**REQUIREMENTS**
Repeat, without any change, the entries presented below.

**AVAILABLE RECORDS**
◇ ◇ ◇ ◇
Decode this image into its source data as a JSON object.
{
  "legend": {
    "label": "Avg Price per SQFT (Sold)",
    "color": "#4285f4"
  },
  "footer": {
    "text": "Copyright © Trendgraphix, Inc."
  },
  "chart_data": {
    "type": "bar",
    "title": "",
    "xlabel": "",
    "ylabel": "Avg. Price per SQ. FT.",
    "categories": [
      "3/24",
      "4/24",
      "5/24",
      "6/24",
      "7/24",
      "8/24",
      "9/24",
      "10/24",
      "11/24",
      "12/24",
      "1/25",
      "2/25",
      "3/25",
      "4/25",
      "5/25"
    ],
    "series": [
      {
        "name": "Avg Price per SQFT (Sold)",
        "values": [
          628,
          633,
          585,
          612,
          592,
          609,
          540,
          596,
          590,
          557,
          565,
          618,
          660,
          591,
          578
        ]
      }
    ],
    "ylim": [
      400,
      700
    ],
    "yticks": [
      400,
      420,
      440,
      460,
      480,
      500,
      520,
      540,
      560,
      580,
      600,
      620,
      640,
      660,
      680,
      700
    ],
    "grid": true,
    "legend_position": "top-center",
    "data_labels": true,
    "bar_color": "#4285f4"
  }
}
◇ ◇ ◇ ◇
**FULL OUTPUT**
Decode this image into its source data as a JSON object.
{
  "legend": {
    "label": "Avg Price per SQFT (Sold)",
    "color": "#4285f4"
  },
  "footer": {
    "text": "Copyright © Trendgraphix, Inc."
  },
  "chart_data": {
    "type": "bar",
    "title": "",
    "xlabel": "",
    "ylabel": "Avg. Price per SQ. FT.",
    "categories": [
      "3/24",
      "4/24",
      "5/24",
      "6/24",
      "7/24",
      "8/24",
      "9/24",
      "10/24",
      "11/24",
      "12/24",
      "1/25",
      "2/25",
      "3/25",
      "4/25",
      "5/25"
    ],
    "series": [
      {
        "name": "Avg Price per SQFT (Sold)",
        "values": [
          628,
          633,
          585,
          612,
          592,
          609,
          540,
          596,
          590,
          557,
          565,
          618,
          660,
          591,
          578
        ]
      }
    ],
    "ylim": [
      400,
      700
    ],
    "yticks": [
      400,
      420,
      440,
      460,
      480,
      500,
      520,
      540,
      560,
      580,
      600,
      620,
      640,
      660,
      680,
      700
    ],
    "grid": true,
    "legend_position": "top-center",
    "data_labels": true,
    "bar_color": "#4285f4"
  }
}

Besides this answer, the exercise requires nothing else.